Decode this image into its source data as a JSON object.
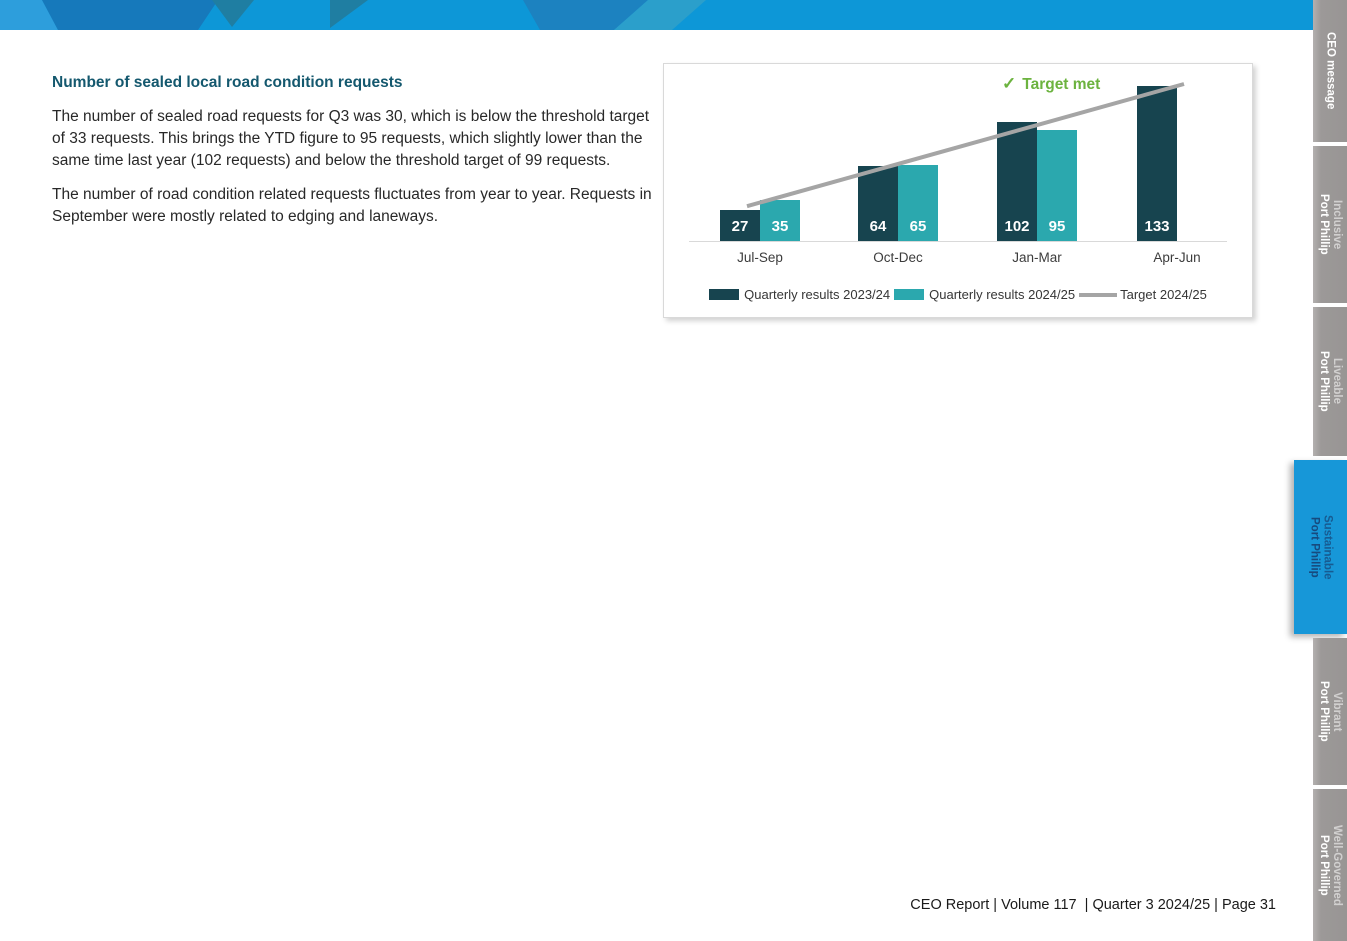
{
  "page": {
    "footer": "CEO Report | Volume 117  | Quarter 3 2024/25 | Page 31"
  },
  "article": {
    "title": "Number of sealed local road condition requests",
    "paragraphs": [
      "The number of sealed road requests for Q3 was 30, which is below the threshold target of 33 requests. This brings the YTD figure to 95 requests, which slightly lower than the same time last year (102 requests) and below the threshold target of 99 requests.",
      "The number of road condition related requests fluctuates from year to year. Requests in September were mostly related to edging and laneways."
    ]
  },
  "chart_data": {
    "type": "bar",
    "title": "",
    "categories": [
      "Jul-Sep",
      "Oct-Dec",
      "Jan-Mar",
      "Apr-Jun"
    ],
    "series": [
      {
        "name": "Quarterly results 2023/24",
        "style": "bar",
        "color": "#17444F",
        "values": [
          27,
          64,
          102,
          133
        ]
      },
      {
        "name": "Quarterly results 2024/25",
        "style": "bar",
        "color": "#2BA8AE",
        "values": [
          35,
          65,
          95,
          null
        ]
      },
      {
        "name": "Target 2024/25",
        "style": "line",
        "color": "#A5A5A5",
        "values": [
          33,
          66,
          99,
          133
        ]
      }
    ],
    "annotation": {
      "check": "✓",
      "label": "Target met"
    },
    "xlabel": "",
    "ylabel": "",
    "ylim": [
      0,
      140
    ],
    "grid": false,
    "legend_position": "bottom"
  },
  "sidebar": {
    "tabs": [
      {
        "label_lines": [
          "CEO message"
        ],
        "active": false
      },
      {
        "label_lines": [
          "Inclusive",
          "Port Phillip"
        ],
        "active": false
      },
      {
        "label_lines": [
          "Liveable",
          "Port Phillip"
        ],
        "active": false
      },
      {
        "label_lines": [
          "Sustainable",
          "Port Phillip"
        ],
        "active": true
      },
      {
        "label_lines": [
          "Vibrant",
          "Port Phillip"
        ],
        "active": false
      },
      {
        "label_lines": [
          "Well-Governed",
          "Port Phillip"
        ],
        "active": false
      }
    ]
  },
  "colors": {
    "header_blue": "#0D97D7",
    "header_dark_blue": "#1679BB",
    "header_teal": "#1F7EA2",
    "sidebar_gray": "#9C9998",
    "active_tab_blue": "#1797D8",
    "active_tab_text": "#174A7E",
    "heading_teal": "#14586E",
    "target_met_green": "#6CB33F",
    "bar_dark_teal": "#17444F",
    "bar_teal": "#2BA8AE",
    "target_line_gray": "#A5A5A5"
  }
}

|---|

What this task involves
Reproduce all entries exactly. Pictures do not belong in the copy.

Exercise result
Decode this image into its source data as a JSON object.
{
  "page": {
    "footer": "CEO Report | Volume 117  | Quarter 3 2024/25 | Page 31"
  },
  "article": {
    "title": "Number of sealed local road condition requests",
    "paragraphs": [
      "The number of sealed road requests for Q3 was 30, which is below the threshold target of 33 requests. This brings the YTD figure to 95 requests, which slightly lower than the same time last year (102 requests) and below the threshold target of 99 requests.",
      "The number of road condition related requests fluctuates from year to year. Requests in September were mostly related to edging and laneways."
    ]
  },
  "chart_data": {
    "type": "bar",
    "title": "",
    "categories": [
      "Jul-Sep",
      "Oct-Dec",
      "Jan-Mar",
      "Apr-Jun"
    ],
    "series": [
      {
        "name": "Quarterly results 2023/24",
        "style": "bar",
        "color": "#17444F",
        "values": [
          27,
          64,
          102,
          133
        ]
      },
      {
        "name": "Quarterly results 2024/25",
        "style": "bar",
        "color": "#2BA8AE",
        "values": [
          35,
          65,
          95,
          null
        ]
      },
      {
        "name": "Target 2024/25",
        "style": "line",
        "color": "#A5A5A5",
        "values": [
          33,
          66,
          99,
          133
        ]
      }
    ],
    "annotation": {
      "check": "✓",
      "label": "Target met"
    },
    "xlabel": "",
    "ylabel": "",
    "ylim": [
      0,
      140
    ],
    "grid": false,
    "legend_position": "bottom"
  },
  "sidebar": {
    "tabs": [
      {
        "label_lines": [
          "CEO message"
        ],
        "active": false
      },
      {
        "label_lines": [
          "Inclusive",
          "Port Phillip"
        ],
        "active": false
      },
      {
        "label_lines": [
          "Liveable",
          "Port Phillip"
        ],
        "active": false
      },
      {
        "label_lines": [
          "Sustainable",
          "Port Phillip"
        ],
        "active": true
      },
      {
        "label_lines": [
          "Vibrant",
          "Port Phillip"
        ],
        "active": false
      },
      {
        "label_lines": [
          "Well-Governed",
          "Port Phillip"
        ],
        "active": false
      }
    ]
  },
  "colors": {
    "header_blue": "#0D97D7",
    "header_dark_blue": "#1679BB",
    "header_teal": "#1F7EA2",
    "sidebar_gray": "#9C9998",
    "active_tab_blue": "#1797D8",
    "active_tab_text": "#174A7E",
    "heading_teal": "#14586E",
    "target_met_green": "#6CB33F",
    "bar_dark_teal": "#17444F",
    "bar_teal": "#2BA8AE",
    "target_line_gray": "#A5A5A5"
  }
}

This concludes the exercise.